_Source records_
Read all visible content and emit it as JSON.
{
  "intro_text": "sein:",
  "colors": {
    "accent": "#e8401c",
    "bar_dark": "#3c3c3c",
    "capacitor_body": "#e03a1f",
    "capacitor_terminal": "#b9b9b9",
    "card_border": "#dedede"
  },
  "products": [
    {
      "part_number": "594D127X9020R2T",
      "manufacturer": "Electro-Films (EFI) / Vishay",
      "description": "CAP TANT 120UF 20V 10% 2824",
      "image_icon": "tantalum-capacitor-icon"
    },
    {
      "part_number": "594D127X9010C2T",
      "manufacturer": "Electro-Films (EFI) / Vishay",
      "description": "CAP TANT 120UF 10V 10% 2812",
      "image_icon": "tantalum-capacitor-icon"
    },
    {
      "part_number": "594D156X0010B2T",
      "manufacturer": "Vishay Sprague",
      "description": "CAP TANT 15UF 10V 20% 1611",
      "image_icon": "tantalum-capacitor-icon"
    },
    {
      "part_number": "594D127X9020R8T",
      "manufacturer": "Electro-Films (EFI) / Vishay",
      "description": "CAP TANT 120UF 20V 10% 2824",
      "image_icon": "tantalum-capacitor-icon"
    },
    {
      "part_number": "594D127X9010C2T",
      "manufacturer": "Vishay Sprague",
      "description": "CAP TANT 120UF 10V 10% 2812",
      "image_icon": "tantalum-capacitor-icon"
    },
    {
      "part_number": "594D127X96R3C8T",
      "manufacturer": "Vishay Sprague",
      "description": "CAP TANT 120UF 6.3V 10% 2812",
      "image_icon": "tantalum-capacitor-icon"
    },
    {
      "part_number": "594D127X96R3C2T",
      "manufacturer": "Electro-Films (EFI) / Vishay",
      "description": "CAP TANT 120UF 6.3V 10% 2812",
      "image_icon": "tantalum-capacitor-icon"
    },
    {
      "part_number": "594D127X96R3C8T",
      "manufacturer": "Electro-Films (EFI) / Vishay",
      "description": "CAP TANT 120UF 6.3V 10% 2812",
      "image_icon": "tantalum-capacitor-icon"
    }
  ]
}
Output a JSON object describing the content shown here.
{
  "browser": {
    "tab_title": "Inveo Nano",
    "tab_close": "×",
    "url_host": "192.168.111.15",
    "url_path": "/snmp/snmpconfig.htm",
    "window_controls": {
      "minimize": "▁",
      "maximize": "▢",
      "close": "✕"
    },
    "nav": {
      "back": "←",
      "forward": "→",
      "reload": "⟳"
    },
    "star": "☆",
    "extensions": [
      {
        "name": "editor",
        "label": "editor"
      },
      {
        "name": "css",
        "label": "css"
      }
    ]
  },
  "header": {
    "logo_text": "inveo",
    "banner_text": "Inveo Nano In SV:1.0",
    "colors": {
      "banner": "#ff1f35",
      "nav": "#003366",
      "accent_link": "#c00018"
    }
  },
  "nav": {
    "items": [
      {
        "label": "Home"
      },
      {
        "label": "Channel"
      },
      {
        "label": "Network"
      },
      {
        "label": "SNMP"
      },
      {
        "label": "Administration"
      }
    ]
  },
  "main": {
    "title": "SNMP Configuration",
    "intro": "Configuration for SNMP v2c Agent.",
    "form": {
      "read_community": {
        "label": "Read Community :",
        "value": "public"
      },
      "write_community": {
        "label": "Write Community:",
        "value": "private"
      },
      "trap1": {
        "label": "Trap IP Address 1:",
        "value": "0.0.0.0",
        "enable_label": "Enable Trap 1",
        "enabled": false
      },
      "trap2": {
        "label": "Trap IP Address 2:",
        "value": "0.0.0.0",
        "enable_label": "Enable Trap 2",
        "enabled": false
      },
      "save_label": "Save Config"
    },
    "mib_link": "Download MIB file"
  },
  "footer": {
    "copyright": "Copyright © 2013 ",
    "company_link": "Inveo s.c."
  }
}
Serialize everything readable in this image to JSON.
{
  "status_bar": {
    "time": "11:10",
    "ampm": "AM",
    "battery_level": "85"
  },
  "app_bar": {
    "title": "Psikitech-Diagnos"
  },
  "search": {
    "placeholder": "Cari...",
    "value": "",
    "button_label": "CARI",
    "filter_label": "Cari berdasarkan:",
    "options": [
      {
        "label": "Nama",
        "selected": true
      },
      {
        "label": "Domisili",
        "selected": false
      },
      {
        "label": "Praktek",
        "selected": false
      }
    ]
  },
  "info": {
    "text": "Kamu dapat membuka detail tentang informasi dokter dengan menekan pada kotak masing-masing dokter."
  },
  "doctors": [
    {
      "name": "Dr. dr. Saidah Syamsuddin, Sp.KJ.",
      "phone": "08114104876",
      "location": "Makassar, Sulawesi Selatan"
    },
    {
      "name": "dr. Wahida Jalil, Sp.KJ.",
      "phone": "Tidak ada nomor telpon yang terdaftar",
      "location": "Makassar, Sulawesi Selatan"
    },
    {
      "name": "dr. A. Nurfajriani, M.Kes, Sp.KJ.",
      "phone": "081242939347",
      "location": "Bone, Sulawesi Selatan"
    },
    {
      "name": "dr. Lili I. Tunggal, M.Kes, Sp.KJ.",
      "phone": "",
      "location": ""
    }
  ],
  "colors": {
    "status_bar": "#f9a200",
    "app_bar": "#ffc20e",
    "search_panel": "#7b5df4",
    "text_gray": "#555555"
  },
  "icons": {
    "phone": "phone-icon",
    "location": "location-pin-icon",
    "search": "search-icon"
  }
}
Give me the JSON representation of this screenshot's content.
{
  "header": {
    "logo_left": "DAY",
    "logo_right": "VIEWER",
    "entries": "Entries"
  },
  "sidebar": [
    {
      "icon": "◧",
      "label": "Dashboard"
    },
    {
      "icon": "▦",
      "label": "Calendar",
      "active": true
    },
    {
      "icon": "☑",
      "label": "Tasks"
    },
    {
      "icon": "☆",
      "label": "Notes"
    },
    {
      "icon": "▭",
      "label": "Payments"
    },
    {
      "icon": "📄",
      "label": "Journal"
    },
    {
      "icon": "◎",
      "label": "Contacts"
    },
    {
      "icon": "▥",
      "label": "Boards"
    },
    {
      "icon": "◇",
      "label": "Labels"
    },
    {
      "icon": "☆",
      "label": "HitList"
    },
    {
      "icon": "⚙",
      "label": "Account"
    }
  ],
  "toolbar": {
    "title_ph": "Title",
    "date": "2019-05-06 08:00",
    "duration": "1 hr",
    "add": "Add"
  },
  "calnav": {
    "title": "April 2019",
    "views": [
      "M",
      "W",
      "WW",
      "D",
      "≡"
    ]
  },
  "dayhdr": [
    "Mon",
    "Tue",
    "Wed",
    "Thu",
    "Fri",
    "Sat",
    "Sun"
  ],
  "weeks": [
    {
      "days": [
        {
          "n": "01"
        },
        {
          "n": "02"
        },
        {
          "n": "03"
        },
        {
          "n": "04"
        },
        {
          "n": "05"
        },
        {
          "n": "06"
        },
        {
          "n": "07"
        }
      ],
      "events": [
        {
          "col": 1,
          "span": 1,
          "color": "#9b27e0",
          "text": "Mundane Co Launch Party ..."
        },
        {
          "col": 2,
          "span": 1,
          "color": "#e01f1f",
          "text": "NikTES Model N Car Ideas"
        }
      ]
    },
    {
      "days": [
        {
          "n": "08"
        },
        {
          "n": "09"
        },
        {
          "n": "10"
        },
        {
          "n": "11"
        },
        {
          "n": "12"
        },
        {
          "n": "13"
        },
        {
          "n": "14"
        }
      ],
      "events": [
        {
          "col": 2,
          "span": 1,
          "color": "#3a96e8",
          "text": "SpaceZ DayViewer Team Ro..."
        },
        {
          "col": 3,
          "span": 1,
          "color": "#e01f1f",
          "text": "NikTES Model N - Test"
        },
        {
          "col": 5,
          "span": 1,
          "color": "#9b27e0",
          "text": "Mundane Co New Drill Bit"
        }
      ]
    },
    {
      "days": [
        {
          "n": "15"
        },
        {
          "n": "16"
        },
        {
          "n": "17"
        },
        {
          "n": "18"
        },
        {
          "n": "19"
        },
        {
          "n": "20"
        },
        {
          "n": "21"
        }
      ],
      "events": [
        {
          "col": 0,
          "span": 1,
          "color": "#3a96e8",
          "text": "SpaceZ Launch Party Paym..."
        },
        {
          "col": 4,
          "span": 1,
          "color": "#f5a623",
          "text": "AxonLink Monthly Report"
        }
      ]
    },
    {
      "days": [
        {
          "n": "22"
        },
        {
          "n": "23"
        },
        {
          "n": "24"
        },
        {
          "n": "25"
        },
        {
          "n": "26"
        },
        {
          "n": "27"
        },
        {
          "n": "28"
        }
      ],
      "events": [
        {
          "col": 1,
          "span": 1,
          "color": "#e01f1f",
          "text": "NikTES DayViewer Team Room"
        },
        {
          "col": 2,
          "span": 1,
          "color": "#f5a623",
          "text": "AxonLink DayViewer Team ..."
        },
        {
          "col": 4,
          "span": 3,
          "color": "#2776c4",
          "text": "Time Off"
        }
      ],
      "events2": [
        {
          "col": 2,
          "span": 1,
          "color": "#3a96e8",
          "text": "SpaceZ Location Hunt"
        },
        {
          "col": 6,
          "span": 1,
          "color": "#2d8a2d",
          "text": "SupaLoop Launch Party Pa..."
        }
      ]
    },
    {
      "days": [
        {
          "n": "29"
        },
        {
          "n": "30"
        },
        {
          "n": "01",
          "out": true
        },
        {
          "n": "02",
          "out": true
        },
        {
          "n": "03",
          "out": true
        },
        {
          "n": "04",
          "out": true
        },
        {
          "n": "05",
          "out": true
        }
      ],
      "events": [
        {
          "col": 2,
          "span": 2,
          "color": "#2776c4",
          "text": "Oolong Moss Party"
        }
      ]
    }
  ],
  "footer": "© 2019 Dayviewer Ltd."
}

_Task instructions_
Identify the lines that hold the word "Team". Copy every one of them.

_Answer to the problem_
          "text": "SpaceZ DayViewer Team Ro..."
          "text": "NikTES DayViewer Team Room"
          "text": "AxonLink DayViewer Team ..."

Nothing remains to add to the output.